- **DIRECTIVE**
Each record is to be transcribed exactly.

- **DATA TO PROCESS**
---
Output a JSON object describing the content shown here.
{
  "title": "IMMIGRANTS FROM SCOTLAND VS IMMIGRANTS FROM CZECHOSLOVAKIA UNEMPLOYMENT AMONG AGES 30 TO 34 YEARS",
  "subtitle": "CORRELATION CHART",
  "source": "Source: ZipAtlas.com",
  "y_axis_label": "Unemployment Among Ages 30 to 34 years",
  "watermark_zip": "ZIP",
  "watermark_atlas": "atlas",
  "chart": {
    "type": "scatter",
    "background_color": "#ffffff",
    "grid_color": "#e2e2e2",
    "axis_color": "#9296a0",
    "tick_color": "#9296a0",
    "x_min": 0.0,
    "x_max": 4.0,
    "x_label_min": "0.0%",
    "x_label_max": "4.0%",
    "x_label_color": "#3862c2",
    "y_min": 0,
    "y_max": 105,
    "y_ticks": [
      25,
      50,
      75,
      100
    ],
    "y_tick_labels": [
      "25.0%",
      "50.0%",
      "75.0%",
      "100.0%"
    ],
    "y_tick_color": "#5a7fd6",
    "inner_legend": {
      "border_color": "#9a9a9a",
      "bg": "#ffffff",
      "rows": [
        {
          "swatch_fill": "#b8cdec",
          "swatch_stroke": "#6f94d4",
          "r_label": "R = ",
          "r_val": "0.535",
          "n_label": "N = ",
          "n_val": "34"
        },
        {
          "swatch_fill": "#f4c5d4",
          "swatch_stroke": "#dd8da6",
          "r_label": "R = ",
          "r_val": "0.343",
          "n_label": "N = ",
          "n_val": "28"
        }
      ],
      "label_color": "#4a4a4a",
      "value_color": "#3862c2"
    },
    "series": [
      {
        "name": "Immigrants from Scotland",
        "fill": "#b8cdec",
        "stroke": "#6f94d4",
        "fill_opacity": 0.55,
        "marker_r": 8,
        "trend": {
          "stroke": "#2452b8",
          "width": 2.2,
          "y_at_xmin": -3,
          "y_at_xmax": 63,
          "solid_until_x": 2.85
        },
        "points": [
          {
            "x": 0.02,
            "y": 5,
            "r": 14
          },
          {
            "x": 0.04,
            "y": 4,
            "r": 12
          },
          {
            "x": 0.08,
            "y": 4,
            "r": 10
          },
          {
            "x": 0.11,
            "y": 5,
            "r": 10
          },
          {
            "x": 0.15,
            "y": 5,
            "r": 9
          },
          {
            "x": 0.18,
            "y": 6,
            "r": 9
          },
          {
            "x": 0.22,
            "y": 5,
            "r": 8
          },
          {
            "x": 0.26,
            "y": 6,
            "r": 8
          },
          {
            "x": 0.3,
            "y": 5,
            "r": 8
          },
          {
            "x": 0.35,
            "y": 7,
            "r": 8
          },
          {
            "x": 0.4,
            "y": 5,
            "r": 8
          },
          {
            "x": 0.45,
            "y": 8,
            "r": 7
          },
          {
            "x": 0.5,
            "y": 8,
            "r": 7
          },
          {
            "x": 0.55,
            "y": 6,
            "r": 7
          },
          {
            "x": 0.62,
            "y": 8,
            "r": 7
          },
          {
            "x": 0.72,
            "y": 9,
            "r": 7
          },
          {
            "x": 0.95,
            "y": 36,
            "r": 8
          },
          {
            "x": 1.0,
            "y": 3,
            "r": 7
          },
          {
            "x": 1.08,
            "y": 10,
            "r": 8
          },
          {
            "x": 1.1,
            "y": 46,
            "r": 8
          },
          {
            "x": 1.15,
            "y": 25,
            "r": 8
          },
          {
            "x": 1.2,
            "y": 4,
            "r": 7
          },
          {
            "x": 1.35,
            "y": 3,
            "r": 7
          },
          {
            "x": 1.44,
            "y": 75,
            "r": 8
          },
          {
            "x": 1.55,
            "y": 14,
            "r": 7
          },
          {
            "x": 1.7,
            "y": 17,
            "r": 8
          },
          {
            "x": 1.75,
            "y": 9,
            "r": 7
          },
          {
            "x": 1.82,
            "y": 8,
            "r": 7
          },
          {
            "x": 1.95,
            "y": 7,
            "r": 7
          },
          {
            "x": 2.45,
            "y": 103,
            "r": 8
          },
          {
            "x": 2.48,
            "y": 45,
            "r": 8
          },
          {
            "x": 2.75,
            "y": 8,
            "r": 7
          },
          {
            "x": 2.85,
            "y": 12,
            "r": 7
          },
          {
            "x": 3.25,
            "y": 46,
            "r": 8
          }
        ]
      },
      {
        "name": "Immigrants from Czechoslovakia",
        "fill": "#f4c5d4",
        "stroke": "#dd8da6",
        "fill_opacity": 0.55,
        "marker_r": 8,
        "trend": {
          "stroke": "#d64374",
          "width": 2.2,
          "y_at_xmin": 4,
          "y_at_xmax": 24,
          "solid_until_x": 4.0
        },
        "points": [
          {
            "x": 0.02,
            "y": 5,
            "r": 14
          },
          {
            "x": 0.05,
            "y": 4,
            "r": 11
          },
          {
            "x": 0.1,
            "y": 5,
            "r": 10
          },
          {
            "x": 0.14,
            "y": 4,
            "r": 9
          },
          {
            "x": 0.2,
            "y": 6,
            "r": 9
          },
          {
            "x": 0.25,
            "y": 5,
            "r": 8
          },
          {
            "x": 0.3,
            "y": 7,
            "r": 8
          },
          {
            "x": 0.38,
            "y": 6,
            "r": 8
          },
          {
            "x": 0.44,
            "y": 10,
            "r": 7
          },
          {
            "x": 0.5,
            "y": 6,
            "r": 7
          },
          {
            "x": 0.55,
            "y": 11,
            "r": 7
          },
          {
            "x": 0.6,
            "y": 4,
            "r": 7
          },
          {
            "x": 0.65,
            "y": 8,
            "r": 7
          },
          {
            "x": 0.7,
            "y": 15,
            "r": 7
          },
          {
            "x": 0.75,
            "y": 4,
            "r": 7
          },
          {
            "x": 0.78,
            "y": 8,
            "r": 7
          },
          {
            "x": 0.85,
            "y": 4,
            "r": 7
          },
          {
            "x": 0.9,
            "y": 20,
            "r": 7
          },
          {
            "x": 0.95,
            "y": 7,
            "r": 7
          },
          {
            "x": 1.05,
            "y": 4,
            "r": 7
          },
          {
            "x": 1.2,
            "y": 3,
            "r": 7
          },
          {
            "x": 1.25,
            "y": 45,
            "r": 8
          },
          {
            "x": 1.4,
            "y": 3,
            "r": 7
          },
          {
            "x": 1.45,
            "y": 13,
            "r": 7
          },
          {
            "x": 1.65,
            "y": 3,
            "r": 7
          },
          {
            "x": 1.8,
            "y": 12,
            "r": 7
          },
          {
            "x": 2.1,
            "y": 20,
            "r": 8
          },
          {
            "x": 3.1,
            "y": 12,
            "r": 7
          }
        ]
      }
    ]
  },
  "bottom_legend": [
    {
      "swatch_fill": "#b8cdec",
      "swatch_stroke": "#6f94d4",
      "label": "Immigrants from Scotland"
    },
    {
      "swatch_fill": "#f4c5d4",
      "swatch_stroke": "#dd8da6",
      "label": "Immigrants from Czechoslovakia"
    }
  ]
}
---
- **TASK SOLUTION**
Output a JSON object describing the content shown here.
{
  "title": "IMMIGRANTS FROM SCOTLAND VS IMMIGRANTS FROM CZECHOSLOVAKIA UNEMPLOYMENT AMONG AGES 30 TO 34 YEARS",
  "subtitle": "CORRELATION CHART",
  "source": "Source: ZipAtlas.com",
  "y_axis_label": "Unemployment Among Ages 30 to 34 years",
  "watermark_zip": "ZIP",
  "watermark_atlas": "atlas",
  "chart": {
    "type": "scatter",
    "background_color": "#ffffff",
    "grid_color": "#e2e2e2",
    "axis_color": "#9296a0",
    "tick_color": "#9296a0",
    "x_min": 0.0,
    "x_max": 4.0,
    "x_label_min": "0.0%",
    "x_label_max": "4.0%",
    "x_label_color": "#3862c2",
    "y_min": 0,
    "y_max": 105,
    "y_ticks": [
      25,
      50,
      75,
      100
    ],
    "y_tick_labels": [
      "25.0%",
      "50.0%",
      "75.0%",
      "100.0%"
    ],
    "y_tick_color": "#5a7fd6",
    "inner_legend": {
      "border_color": "#9a9a9a",
      "bg": "#ffffff",
      "rows": [
        {
          "swatch_fill": "#b8cdec",
          "swatch_stroke": "#6f94d4",
          "r_label": "R = ",
          "r_val": "0.535",
          "n_label": "N = ",
          "n_val": "34"
        },
        {
          "swatch_fill": "#f4c5d4",
          "swatch_stroke": "#dd8da6",
          "r_label": "R = ",
          "r_val": "0.343",
          "n_label": "N = ",
          "n_val": "28"
        }
      ],
      "label_color": "#4a4a4a",
      "value_color": "#3862c2"
    },
    "series": [
      {
        "name": "Immigrants from Scotland",
        "fill": "#b8cdec",
        "stroke": "#6f94d4",
        "fill_opacity": 0.55,
        "marker_r": 8,
        "trend": {
          "stroke": "#2452b8",
          "width": 2.2,
          "y_at_xmin": -3,
          "y_at_xmax": 63,
          "solid_until_x": 2.85
        },
        "points": [
          {
            "x": 0.02,
            "y": 5,
            "r": 14
          },
          {
            "x": 0.04,
            "y": 4,
            "r": 12
          },
          {
            "x": 0.08,
            "y": 4,
            "r": 10
          },
          {
            "x": 0.11,
            "y": 5,
            "r": 10
          },
          {
            "x": 0.15,
            "y": 5,
            "r": 9
          },
          {
            "x": 0.18,
            "y": 6,
            "r": 9
          },
          {
            "x": 0.22,
            "y": 5,
            "r": 8
          },
          {
            "x": 0.26,
            "y": 6,
            "r": 8
          },
          {
            "x": 0.3,
            "y": 5,
            "r": 8
          },
          {
            "x": 0.35,
            "y": 7,
            "r": 8
          },
          {
            "x": 0.4,
            "y": 5,
            "r": 8
          },
          {
            "x": 0.45,
            "y": 8,
            "r": 7
          },
          {
            "x": 0.5,
            "y": 8,
            "r": 7
          },
          {
            "x": 0.55,
            "y": 6,
            "r": 7
          },
          {
            "x": 0.62,
            "y": 8,
            "r": 7
          },
          {
            "x": 0.72,
            "y": 9,
            "r": 7
          },
          {
            "x": 0.95,
            "y": 36,
            "r": 8
          },
          {
            "x": 1.0,
            "y": 3,
            "r": 7
          },
          {
            "x": 1.08,
            "y": 10,
            "r": 8
          },
          {
            "x": 1.1,
            "y": 46,
            "r": 8
          },
          {
            "x": 1.15,
            "y": 25,
            "r": 8
          },
          {
            "x": 1.2,
            "y": 4,
            "r": 7
          },
          {
            "x": 1.35,
            "y": 3,
            "r": 7
          },
          {
            "x": 1.44,
            "y": 75,
            "r": 8
          },
          {
            "x": 1.55,
            "y": 14,
            "r": 7
          },
          {
            "x": 1.7,
            "y": 17,
            "r": 8
          },
          {
            "x": 1.75,
            "y": 9,
            "r": 7
          },
          {
            "x": 1.82,
            "y": 8,
            "r": 7
          },
          {
            "x": 1.95,
            "y": 7,
            "r": 7
          },
          {
            "x": 2.45,
            "y": 103,
            "r": 8
          },
          {
            "x": 2.48,
            "y": 45,
            "r": 8
          },
          {
            "x": 2.75,
            "y": 8,
            "r": 7
          },
          {
            "x": 2.85,
            "y": 12,
            "r": 7
          },
          {
            "x": 3.25,
            "y": 46,
            "r": 8
          }
        ]
      },
      {
        "name": "Immigrants from Czechoslovakia",
        "fill": "#f4c5d4",
        "stroke": "#dd8da6",
        "fill_opacity": 0.55,
        "marker_r": 8,
        "trend": {
          "stroke": "#d64374",
          "width": 2.2,
          "y_at_xmin": 4,
          "y_at_xmax": 24,
          "solid_until_x": 4.0
        },
        "points": [
          {
            "x": 0.02,
            "y": 5,
            "r": 14
          },
          {
            "x": 0.05,
            "y": 4,
            "r": 11
          },
          {
            "x": 0.1,
            "y": 5,
            "r": 10
          },
          {
            "x": 0.14,
            "y": 4,
            "r": 9
          },
          {
            "x": 0.2,
            "y": 6,
            "r": 9
          },
          {
            "x": 0.25,
            "y": 5,
            "r": 8
          },
          {
            "x": 0.3,
            "y": 7,
            "r": 8
          },
          {
            "x": 0.38,
            "y": 6,
            "r": 8
          },
          {
            "x": 0.44,
            "y": 10,
            "r": 7
          },
          {
            "x": 0.5,
            "y": 6,
            "r": 7
          },
          {
            "x": 0.55,
            "y": 11,
            "r": 7
          },
          {
            "x": 0.6,
            "y": 4,
            "r": 7
          },
          {
            "x": 0.65,
            "y": 8,
            "r": 7
          },
          {
            "x": 0.7,
            "y": 15,
            "r": 7
          },
          {
            "x": 0.75,
            "y": 4,
            "r": 7
          },
          {
            "x": 0.78,
            "y": 8,
            "r": 7
          },
          {
            "x": 0.85,
            "y": 4,
            "r": 7
          },
          {
            "x": 0.9,
            "y": 20,
            "r": 7
          },
          {
            "x": 0.95,
            "y": 7,
            "r": 7
          },
          {
            "x": 1.05,
            "y": 4,
            "r": 7
          },
          {
            "x": 1.2,
            "y": 3,
            "r": 7
          },
          {
            "x": 1.25,
            "y": 45,
            "r": 8
          },
          {
            "x": 1.4,
            "y": 3,
            "r": 7
          },
          {
            "x": 1.45,
            "y": 13,
            "r": 7
          },
          {
            "x": 1.65,
            "y": 3,
            "r": 7
          },
          {
            "x": 1.8,
            "y": 12,
            "r": 7
          },
          {
            "x": 2.1,
            "y": 20,
            "r": 8
          },
          {
            "x": 3.1,
            "y": 12,
            "r": 7
          }
        ]
      }
    ]
  },
  "bottom_legend": [
    {
      "swatch_fill": "#b8cdec",
      "swatch_stroke": "#6f94d4",
      "label": "Immigrants from Scotland"
    },
    {
      "swatch_fill": "#f4c5d4",
      "swatch_stroke": "#dd8da6",
      "label": "Immigrants from Czechoslovakia"
    }
  ]
}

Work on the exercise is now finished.